**SET EXERCISE**:
Go through the listing and pick out each line with the word "食物混合" in it.

**SUPPLIED RECORDS**:

****************

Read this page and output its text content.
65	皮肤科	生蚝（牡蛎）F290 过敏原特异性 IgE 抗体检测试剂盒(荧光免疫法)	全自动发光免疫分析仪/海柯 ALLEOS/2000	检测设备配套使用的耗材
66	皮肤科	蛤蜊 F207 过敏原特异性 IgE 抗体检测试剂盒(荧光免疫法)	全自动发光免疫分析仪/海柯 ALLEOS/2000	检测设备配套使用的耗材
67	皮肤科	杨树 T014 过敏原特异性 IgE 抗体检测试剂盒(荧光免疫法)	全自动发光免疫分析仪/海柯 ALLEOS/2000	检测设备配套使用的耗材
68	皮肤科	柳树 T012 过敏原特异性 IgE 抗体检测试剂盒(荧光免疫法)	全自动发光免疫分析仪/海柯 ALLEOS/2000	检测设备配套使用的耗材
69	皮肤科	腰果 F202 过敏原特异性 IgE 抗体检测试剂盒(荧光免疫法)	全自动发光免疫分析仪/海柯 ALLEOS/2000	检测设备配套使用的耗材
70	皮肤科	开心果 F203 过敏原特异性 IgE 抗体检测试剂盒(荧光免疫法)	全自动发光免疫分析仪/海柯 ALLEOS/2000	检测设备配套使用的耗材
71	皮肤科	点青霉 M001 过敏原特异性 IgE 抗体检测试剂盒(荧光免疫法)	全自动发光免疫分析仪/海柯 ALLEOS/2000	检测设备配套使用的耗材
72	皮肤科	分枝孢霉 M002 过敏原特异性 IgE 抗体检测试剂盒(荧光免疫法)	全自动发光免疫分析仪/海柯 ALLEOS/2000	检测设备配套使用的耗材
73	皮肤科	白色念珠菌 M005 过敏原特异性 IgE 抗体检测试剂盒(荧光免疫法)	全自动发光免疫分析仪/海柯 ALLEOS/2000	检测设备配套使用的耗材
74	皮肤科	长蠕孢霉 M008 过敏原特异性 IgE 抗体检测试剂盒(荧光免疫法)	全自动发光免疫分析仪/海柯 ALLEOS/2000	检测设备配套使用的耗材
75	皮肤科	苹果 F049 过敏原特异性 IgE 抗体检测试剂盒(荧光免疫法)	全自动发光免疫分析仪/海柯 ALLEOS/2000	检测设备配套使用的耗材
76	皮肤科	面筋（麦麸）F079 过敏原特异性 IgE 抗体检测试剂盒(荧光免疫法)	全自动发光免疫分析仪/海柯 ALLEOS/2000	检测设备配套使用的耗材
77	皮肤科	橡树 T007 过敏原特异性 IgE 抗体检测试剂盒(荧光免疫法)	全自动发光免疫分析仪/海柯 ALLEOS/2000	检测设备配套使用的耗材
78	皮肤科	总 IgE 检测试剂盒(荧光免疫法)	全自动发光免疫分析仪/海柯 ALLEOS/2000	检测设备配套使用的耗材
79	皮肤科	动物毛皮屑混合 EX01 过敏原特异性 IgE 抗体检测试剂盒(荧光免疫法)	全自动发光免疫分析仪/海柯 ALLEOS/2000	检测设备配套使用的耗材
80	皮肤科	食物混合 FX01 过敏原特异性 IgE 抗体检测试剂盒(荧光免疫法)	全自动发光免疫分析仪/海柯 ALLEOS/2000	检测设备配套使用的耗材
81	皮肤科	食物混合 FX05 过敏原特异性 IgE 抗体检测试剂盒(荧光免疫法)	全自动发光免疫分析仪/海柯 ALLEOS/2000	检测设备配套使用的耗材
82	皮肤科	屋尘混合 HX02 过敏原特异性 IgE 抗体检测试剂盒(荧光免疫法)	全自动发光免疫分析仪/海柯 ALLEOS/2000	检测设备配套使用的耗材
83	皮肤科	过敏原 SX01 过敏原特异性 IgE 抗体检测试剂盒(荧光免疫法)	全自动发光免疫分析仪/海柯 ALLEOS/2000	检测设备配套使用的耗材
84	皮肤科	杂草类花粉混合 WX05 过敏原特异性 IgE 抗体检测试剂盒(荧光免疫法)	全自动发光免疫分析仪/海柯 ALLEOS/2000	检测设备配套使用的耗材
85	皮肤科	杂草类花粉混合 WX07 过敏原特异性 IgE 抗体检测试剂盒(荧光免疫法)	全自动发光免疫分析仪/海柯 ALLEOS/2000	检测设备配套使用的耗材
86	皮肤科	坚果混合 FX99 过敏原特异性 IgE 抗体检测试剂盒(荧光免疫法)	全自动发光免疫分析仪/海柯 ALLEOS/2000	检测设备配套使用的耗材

****************

**SOLUTION TO THIS TASK**:
80	皮肤科	食物混合 FX01 过敏原特异性 IgE 抗体检测试剂盒(荧光免疫法)	全自动发光免疫分析仪/海柯 ALLEOS/2000	检测设备配套使用的耗材
81	皮肤科	食物混合 FX05 过敏原特异性 IgE 抗体检测试剂盒(荧光免疫法)	全自动发光免疫分析仪/海柯 ALLEOS/2000	检测设备配套使用的耗材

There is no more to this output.